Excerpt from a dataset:
══════

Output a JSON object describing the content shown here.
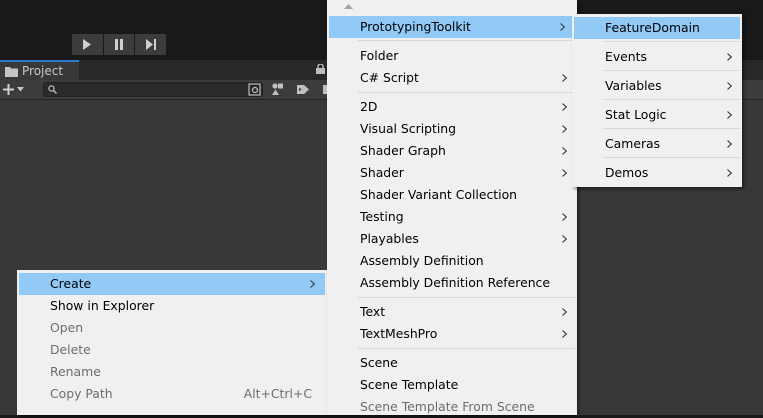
{
  "toolbar": {
    "play_icon": "play-icon",
    "pause_icon": "pause-icon",
    "step_icon": "step-icon"
  },
  "project": {
    "tab_label": "Project",
    "tab_icon": "folder-icon",
    "search_value": "",
    "add_icon": "plus-icon"
  },
  "context_menu": {
    "items": [
      {
        "label": "Create",
        "submenu": true,
        "highlighted": true
      },
      {
        "label": "Show in Explorer"
      },
      {
        "label": "Open",
        "disabled": true
      },
      {
        "label": "Delete",
        "disabled": true
      },
      {
        "label": "Rename",
        "disabled": true
      },
      {
        "label": "Copy Path",
        "disabled": true,
        "shortcut": "Alt+Ctrl+C"
      }
    ]
  },
  "create_menu": {
    "items": [
      {
        "label": "PrototypingToolkit",
        "submenu": true,
        "highlighted": true
      },
      {
        "label": "Folder"
      },
      {
        "label": "C# Script",
        "submenu": true
      },
      {
        "label": "2D",
        "submenu": true
      },
      {
        "label": "Visual Scripting",
        "submenu": true
      },
      {
        "label": "Shader Graph",
        "submenu": true
      },
      {
        "label": "Shader",
        "submenu": true
      },
      {
        "label": "Shader Variant Collection"
      },
      {
        "label": "Testing",
        "submenu": true
      },
      {
        "label": "Playables",
        "submenu": true
      },
      {
        "label": "Assembly Definition"
      },
      {
        "label": "Assembly Definition Reference"
      },
      {
        "label": "Text",
        "submenu": true
      },
      {
        "label": "TextMeshPro",
        "submenu": true
      },
      {
        "label": "Scene"
      },
      {
        "label": "Scene Template"
      },
      {
        "label": "Scene Template From Scene",
        "disabled": true
      }
    ]
  },
  "prototyping_menu": {
    "items": [
      {
        "label": "FeatureDomain",
        "highlighted": true
      },
      {
        "label": "Events",
        "submenu": true
      },
      {
        "label": "Variables",
        "submenu": true
      },
      {
        "label": "Stat Logic",
        "submenu": true
      },
      {
        "label": "Cameras",
        "submenu": true
      },
      {
        "label": "Demos",
        "submenu": true
      }
    ]
  },
  "colors": {
    "menu_bg": "#f0f0f0",
    "highlight": "#91c9f7",
    "editor_dark": "#191919",
    "panel_bg": "#383838"
  }
}
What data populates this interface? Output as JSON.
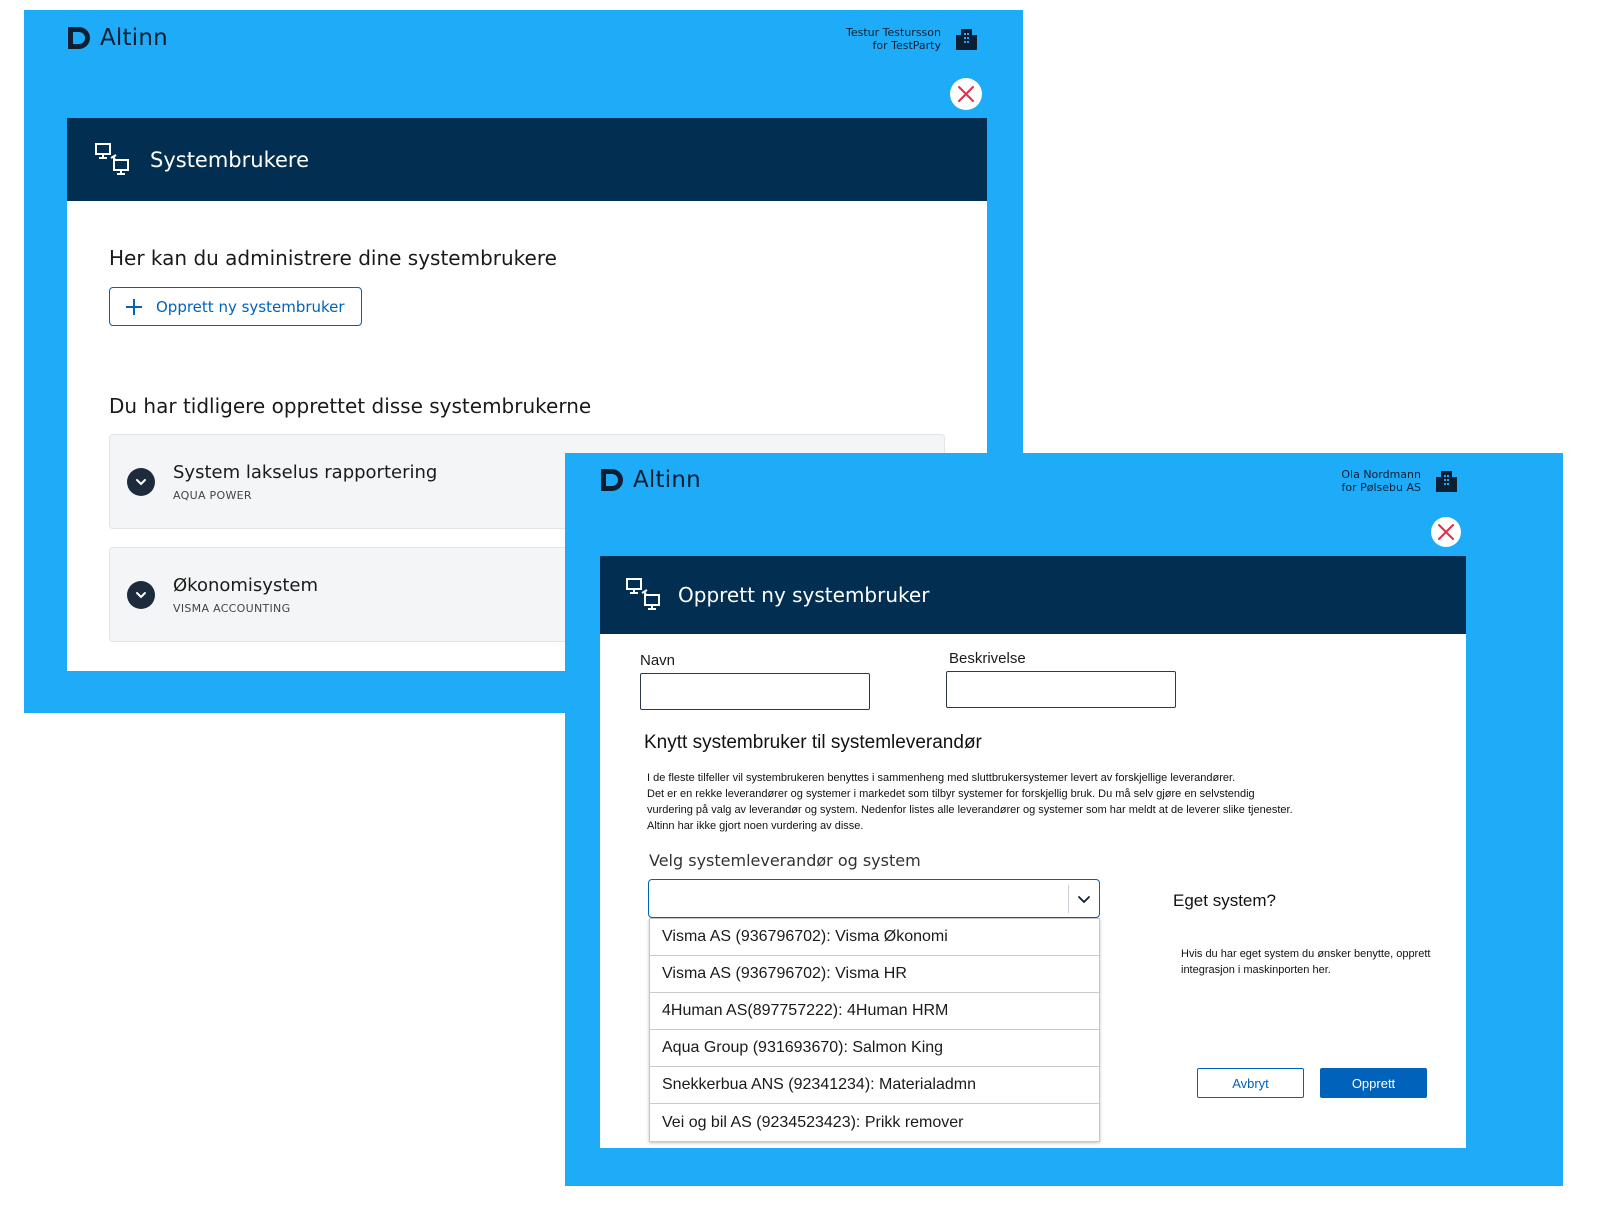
{
  "colors": {
    "brand_blue": "#1eabf7",
    "header_navy": "#022f51",
    "primary": "#0062ba",
    "close_red": "#e02e49"
  },
  "screen1": {
    "logo": "Altinn",
    "user": {
      "name": "Testur Testursson",
      "org": "for TestParty"
    },
    "title": "Systembrukere",
    "heading": "Her kan du administrere dine systembrukere",
    "new_button": "Opprett ny systembruker",
    "list_heading": "Du har tidligere opprettet disse systembrukerne",
    "items": [
      {
        "title": "System lakselus rapportering",
        "subtitle": "AQUA POWER"
      },
      {
        "title": "Økonomisystem",
        "subtitle": "VISMA ACCOUNTING"
      }
    ]
  },
  "screen2": {
    "logo": "Altinn",
    "user": {
      "name": "Ola Nordmann",
      "org": "for Pølsebu AS"
    },
    "title": "Opprett ny systembruker",
    "name_label": "Navn",
    "name_value": "",
    "description_label": "Beskrivelse",
    "description_value": "",
    "connect_heading": "Knytt systembruker til systemleverandør",
    "paragraph": [
      "I de fleste tilfeller vil systembrukeren benyttes i sammenheng med sluttbrukersystemer levert av forskjellige leverandører.",
      "Det er en rekke leverandører og systemer i markedet som tilbyr systemer for forskjellig bruk. Du må selv gjøre en selvstendig",
      "vurdering på valg av leverandør og system.  Nedenfor listes alle leverandører og systemer som har meldt at de leverer slike tjenester.",
      "Altinn har ikke gjort noen vurdering av disse."
    ],
    "select_label": "Velg systemleverandør og system",
    "select_value": "",
    "options": [
      "Visma AS (936796702): Visma Økonomi",
      "Visma AS (936796702): Visma HR",
      "4Human AS(897757222): 4Human HRM",
      "Aqua Group (931693670): Salmon King",
      "Snekkerbua ANS (92341234): Materialadmn",
      "Vei og bil AS (9234523423): Prikk remover"
    ],
    "own_system_title": "Eget system?",
    "own_system_text": "Hvis du har eget system du ønsker benytte, opprett integrasjon i maskinporten her.",
    "cancel_label": "Avbryt",
    "create_label": "Opprett"
  }
}
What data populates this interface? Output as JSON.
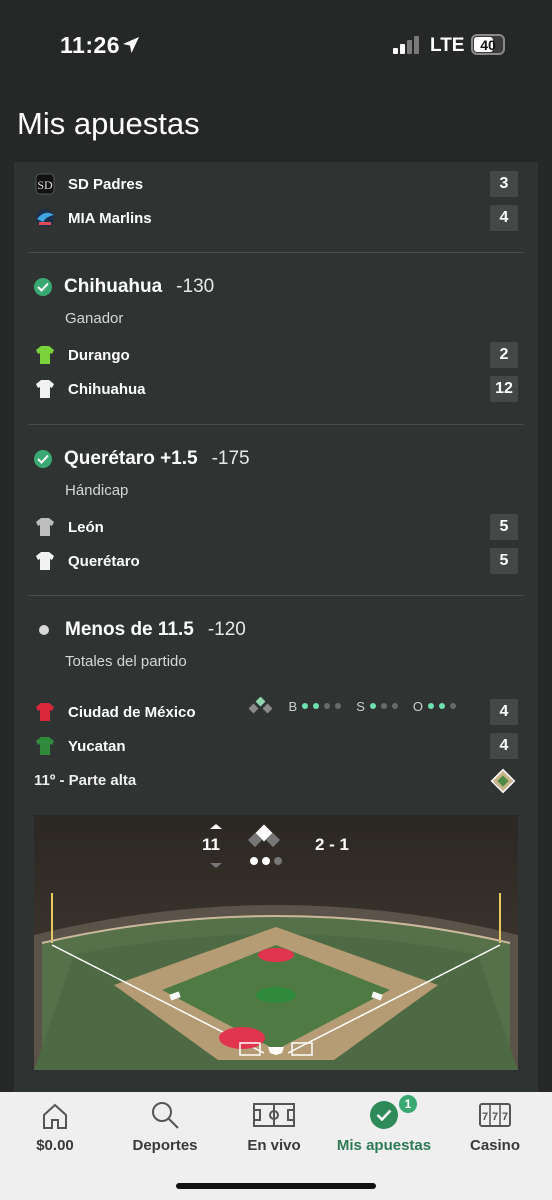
{
  "status": {
    "time": "11:26",
    "network": "LTE",
    "battery": "40"
  },
  "page_title": "Mis apuestas",
  "game1": {
    "teams": [
      {
        "name": "SD Padres",
        "score": "3"
      },
      {
        "name": "MIA Marlins",
        "score": "4"
      }
    ]
  },
  "bet1": {
    "selection": "Chihuahua",
    "odds": "-130",
    "market": "Ganador",
    "teams": [
      {
        "name": "Durango",
        "score": "2",
        "color": "#7bd33c"
      },
      {
        "name": "Chihuahua",
        "score": "12",
        "color": "#f2f2f2"
      }
    ]
  },
  "bet2": {
    "selection": "Querétaro +1.5",
    "odds": "-175",
    "market": "Hándicap",
    "teams": [
      {
        "name": "León",
        "score": "5",
        "color": "#bdbdbd"
      },
      {
        "name": "Querétaro",
        "score": "5",
        "color": "#f2f2f2"
      }
    ]
  },
  "bet3": {
    "selection": "Menos de 11.5",
    "odds": "-120",
    "market": "Totales del partido",
    "teams": [
      {
        "name": "Ciudad de México",
        "score": "4",
        "color": "#d8283a"
      },
      {
        "name": "Yucatan",
        "score": "4",
        "color": "#2f8a3c"
      }
    ],
    "count_labels": {
      "balls": "B",
      "strikes": "S",
      "outs": "O"
    },
    "inning_label": "11º - Parte alta",
    "field": {
      "inning": "11",
      "count": "2 - 1"
    }
  },
  "colors": {
    "accent": "#3aa872",
    "panel": "#2f3332",
    "background": "#262827"
  },
  "nav": {
    "tabs": [
      {
        "label": "$0.00",
        "icon": "home-icon"
      },
      {
        "label": "Deportes",
        "icon": "search-icon"
      },
      {
        "label": "En vivo",
        "icon": "field-icon"
      },
      {
        "label": "Mis apuestas",
        "icon": "check-icon",
        "badge": "1",
        "active": true
      },
      {
        "label": "Casino",
        "icon": "slots-icon"
      }
    ]
  }
}
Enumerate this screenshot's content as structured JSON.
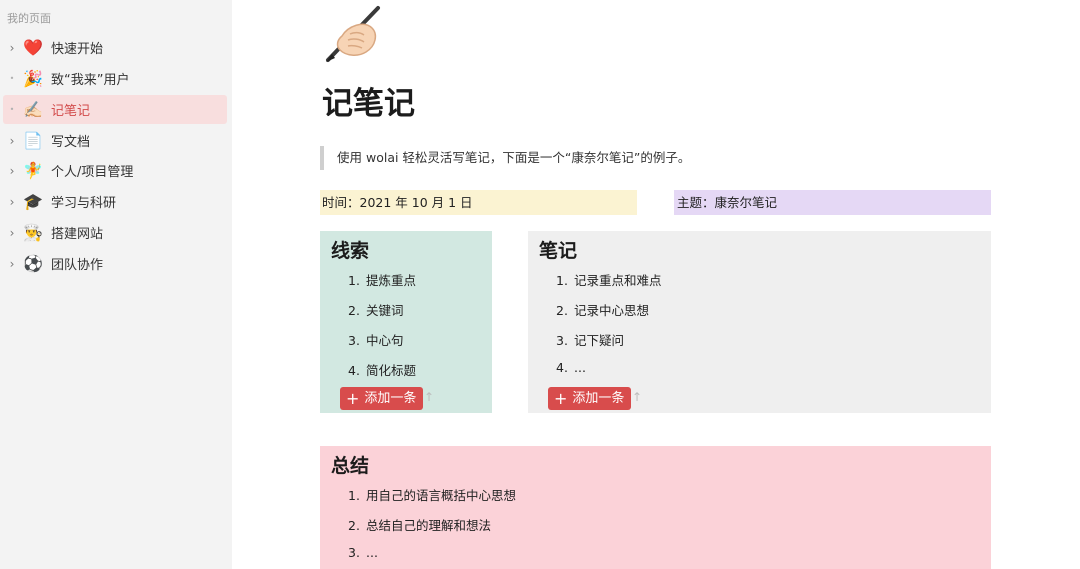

══════

▸ WHAT THE TASK REQUIRES
Reproduce all of the material exactly, apart from the pictures.

▸ RESPONSE TO THE EXERCISE
Output a JSON object describing the content shown here.
{
  "toolbar": {
    "play_icon": "play-icon",
    "pause_icon": "pause-icon",
    "step_icon": "step-icon"
  },
  "project": {
    "tab_label": "Project",
    "tab_icon": "folder-icon",
    "search_value": "",
    "add_icon": "plus-icon"
  },
  "context_menu": {
    "items": [
      {
        "label": "Create",
        "submenu": true,
        "highlighted": true
      },
      {
        "label": "Show in Explorer"
      },
      {
        "label": "Open",
        "disabled": true
      },
      {
        "label": "Delete",
        "disabled": true
      },
      {
        "label": "Rename",
        "disabled": true
      },
      {
        "label": "Copy Path",
        "disabled": true,
        "shortcut": "Alt+Ctrl+C"
      }
    ]
  },
  "create_menu": {
    "items": [
      {
        "label": "PrototypingToolkit",
        "submenu": true,
        "highlighted": true
      },
      {
        "label": "Folder"
      },
      {
        "label": "C# Script",
        "submenu": true
      },
      {
        "label": "2D",
        "submenu": true
      },
      {
        "label": "Visual Scripting",
        "submenu": true
      },
      {
        "label": "Shader Graph",
        "submenu": true
      },
      {
        "label": "Shader",
        "submenu": true
      },
      {
        "label": "Shader Variant Collection"
      },
      {
        "label": "Testing",
        "submenu": true
      },
      {
        "label": "Playables",
        "submenu": true
      },
      {
        "label": "Assembly Definition"
      },
      {
        "label": "Assembly Definition Reference"
      },
      {
        "label": "Text",
        "submenu": true
      },
      {
        "label": "TextMeshPro",
        "submenu": true
      },
      {
        "label": "Scene"
      },
      {
        "label": "Scene Template"
      },
      {
        "label": "Scene Template From Scene",
        "disabled": true
      }
    ]
  },
  "prototyping_menu": {
    "items": [
      {
        "label": "FeatureDomain",
        "highlighted": true
      },
      {
        "label": "Events",
        "submenu": true
      },
      {
        "label": "Variables",
        "submenu": true
      },
      {
        "label": "Stat Logic",
        "submenu": true
      },
      {
        "label": "Cameras",
        "submenu": true
      },
      {
        "label": "Demos",
        "submenu": true
      }
    ]
  },
  "colors": {
    "menu_bg": "#f0f0f0",
    "highlight": "#91c9f7",
    "editor_dark": "#191919",
    "panel_bg": "#383838"
  }
}
What data populates this interface? Output as JSON.
{
  "colors": {
    "brand_blue": "#1eabf7",
    "header_navy": "#022f51",
    "primary": "#0062ba",
    "close_red": "#e02e49"
  },
  "screen1": {
    "logo": "Altinn",
    "user": {
      "name": "Testur Testursson",
      "org": "for TestParty"
    },
    "title": "Systembrukere",
    "heading": "Her kan du administrere dine systembrukere",
    "new_button": "Opprett ny systembruker",
    "list_heading": "Du har tidligere opprettet disse systembrukerne",
    "items": [
      {
        "title": "System lakselus rapportering",
        "subtitle": "AQUA POWER"
      },
      {
        "title": "Økonomisystem",
        "subtitle": "VISMA ACCOUNTING"
      }
    ]
  },
  "screen2": {
    "logo": "Altinn",
    "user": {
      "name": "Ola Nordmann",
      "org": "for Pølsebu AS"
    },
    "title": "Opprett ny systembruker",
    "name_label": "Navn",
    "name_value": "",
    "description_label": "Beskrivelse",
    "description_value": "",
    "connect_heading": "Knytt systembruker til systemleverandør",
    "paragraph": [
      "I de fleste tilfeller vil systembrukeren benyttes i sammenheng med sluttbrukersystemer levert av forskjellige leverandører.",
      "Det er en rekke leverandører og systemer i markedet som tilbyr systemer for forskjellig bruk. Du må selv gjøre en selvstendig",
      "vurdering på valg av leverandør og system.  Nedenfor listes alle leverandører og systemer som har meldt at de leverer slike tjenester.",
      "Altinn har ikke gjort noen vurdering av disse."
    ],
    "select_label": "Velg systemleverandør og system",
    "select_value": "",
    "options": [
      "Visma AS (936796702): Visma Økonomi",
      "Visma AS (936796702): Visma HR",
      "4Human AS(897757222): 4Human HRM",
      "Aqua Group (931693670): Salmon King",
      "Snekkerbua ANS (92341234): Materialadmn",
      "Vei og bil AS (9234523423): Prikk remover"
    ],
    "own_system_title": "Eget system?",
    "own_system_text": "Hvis du har eget system du ønsker benytte, opprett integrasjon i maskinporten her.",
    "cancel_label": "Avbryt",
    "create_label": "Opprett"
  }
}
What data populates this interface? Output as JSON.
{
  "status": {
    "time": "11:26",
    "network": "LTE",
    "battery": "40"
  },
  "page_title": "Mis apuestas",
  "game1": {
    "teams": [
      {
        "name": "SD Padres",
        "score": "3"
      },
      {
        "name": "MIA Marlins",
        "score": "4"
      }
    ]
  },
  "bet1": {
    "selection": "Chihuahua",
    "odds": "-130",
    "market": "Ganador",
    "teams": [
      {
        "name": "Durango",
        "score": "2",
        "color": "#7bd33c"
      },
      {
        "name": "Chihuahua",
        "score": "12",
        "color": "#f2f2f2"
      }
    ]
  },
  "bet2": {
    "selection": "Querétaro +1.5",
    "odds": "-175",
    "market": "Hándicap",
    "teams": [
      {
        "name": "León",
        "score": "5",
        "color": "#bdbdbd"
      },
      {
        "name": "Querétaro",
        "score": "5",
        "color": "#f2f2f2"
      }
    ]
  },
  "bet3": {
    "selection": "Menos de 11.5",
    "odds": "-120",
    "market": "Totales del partido",
    "teams": [
      {
        "name": "Ciudad de México",
        "score": "4",
        "color": "#d8283a"
      },
      {
        "name": "Yucatan",
        "score": "4",
        "color": "#2f8a3c"
      }
    ],
    "count_labels": {
      "balls": "B",
      "strikes": "S",
      "outs": "O"
    },
    "inning_label": "11º - Parte alta",
    "field": {
      "inning": "11",
      "count": "2 - 1"
    }
  },
  "colors": {
    "accent": "#3aa872",
    "panel": "#2f3332",
    "background": "#262827"
  },
  "nav": {
    "tabs": [
      {
        "label": "$0.00",
        "icon": "home-icon"
      },
      {
        "label": "Deportes",
        "icon": "search-icon"
      },
      {
        "label": "En vivo",
        "icon": "field-icon"
      },
      {
        "label": "Mis apuestas",
        "icon": "check-icon",
        "badge": "1",
        "active": true
      },
      {
        "label": "Casino",
        "icon": "slots-icon"
      }
    ]
  }
}
Enumerate this screenshot's content as structured JSON.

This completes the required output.